* [What you have to do]
Work out how many lines hold "from". Give the number and nothing else.

Data entries
----

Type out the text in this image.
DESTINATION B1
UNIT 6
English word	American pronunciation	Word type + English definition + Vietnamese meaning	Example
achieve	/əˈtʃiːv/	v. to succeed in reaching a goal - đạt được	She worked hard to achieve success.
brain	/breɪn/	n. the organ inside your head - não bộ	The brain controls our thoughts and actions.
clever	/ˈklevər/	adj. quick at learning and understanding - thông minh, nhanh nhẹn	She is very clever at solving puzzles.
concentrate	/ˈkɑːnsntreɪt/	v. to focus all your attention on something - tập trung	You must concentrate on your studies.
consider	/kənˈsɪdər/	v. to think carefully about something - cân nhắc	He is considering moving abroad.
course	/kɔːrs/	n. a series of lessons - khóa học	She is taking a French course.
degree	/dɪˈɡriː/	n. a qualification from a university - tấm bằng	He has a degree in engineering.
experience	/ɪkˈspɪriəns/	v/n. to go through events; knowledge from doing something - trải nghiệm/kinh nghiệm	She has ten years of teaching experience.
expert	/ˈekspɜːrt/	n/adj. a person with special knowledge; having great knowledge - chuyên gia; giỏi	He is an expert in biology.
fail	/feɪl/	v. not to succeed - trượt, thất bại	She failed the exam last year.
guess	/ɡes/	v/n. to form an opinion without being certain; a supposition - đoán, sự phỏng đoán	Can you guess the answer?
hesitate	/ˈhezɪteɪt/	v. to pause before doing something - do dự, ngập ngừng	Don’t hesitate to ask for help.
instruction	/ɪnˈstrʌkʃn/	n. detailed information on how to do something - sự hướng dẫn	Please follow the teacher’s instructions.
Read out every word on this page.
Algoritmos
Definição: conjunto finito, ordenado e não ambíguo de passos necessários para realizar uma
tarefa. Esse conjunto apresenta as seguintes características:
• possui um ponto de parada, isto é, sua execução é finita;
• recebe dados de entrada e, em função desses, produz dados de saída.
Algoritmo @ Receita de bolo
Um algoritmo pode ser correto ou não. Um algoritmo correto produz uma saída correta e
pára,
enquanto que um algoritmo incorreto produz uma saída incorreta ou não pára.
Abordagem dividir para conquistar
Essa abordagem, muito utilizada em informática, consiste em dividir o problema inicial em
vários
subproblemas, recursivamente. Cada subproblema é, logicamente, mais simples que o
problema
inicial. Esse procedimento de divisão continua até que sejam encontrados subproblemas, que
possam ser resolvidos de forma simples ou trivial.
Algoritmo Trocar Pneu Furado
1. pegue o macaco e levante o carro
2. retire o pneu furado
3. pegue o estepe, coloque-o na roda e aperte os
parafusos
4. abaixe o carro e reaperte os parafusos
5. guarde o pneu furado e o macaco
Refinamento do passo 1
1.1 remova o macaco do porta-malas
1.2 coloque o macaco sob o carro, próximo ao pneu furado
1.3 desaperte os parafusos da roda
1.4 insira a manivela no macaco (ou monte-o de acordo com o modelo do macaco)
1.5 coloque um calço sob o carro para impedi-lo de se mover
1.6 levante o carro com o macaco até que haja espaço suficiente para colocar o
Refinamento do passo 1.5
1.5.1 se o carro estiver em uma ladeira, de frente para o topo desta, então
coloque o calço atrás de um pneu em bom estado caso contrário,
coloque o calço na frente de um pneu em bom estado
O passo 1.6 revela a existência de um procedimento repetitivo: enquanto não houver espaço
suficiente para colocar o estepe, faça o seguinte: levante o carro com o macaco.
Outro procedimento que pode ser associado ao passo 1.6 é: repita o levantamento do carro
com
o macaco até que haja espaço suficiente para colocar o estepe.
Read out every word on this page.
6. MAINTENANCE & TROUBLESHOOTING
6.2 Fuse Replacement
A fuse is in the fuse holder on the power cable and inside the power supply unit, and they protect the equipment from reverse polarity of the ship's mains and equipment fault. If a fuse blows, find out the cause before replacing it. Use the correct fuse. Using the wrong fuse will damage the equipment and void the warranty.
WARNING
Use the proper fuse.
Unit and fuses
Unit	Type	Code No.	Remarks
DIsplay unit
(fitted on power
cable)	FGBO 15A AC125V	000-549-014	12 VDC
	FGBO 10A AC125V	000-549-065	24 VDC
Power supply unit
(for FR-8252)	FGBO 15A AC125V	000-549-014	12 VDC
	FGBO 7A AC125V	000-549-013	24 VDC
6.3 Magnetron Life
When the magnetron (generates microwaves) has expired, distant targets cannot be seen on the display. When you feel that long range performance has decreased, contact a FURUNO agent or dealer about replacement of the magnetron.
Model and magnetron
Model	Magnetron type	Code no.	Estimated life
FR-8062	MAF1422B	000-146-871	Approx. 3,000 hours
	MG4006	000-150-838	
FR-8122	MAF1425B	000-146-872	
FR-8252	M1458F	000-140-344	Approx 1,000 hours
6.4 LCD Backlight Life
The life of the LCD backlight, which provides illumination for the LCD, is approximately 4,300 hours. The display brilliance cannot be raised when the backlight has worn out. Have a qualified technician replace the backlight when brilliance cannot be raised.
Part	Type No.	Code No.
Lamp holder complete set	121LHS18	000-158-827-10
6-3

----

* [The result]
3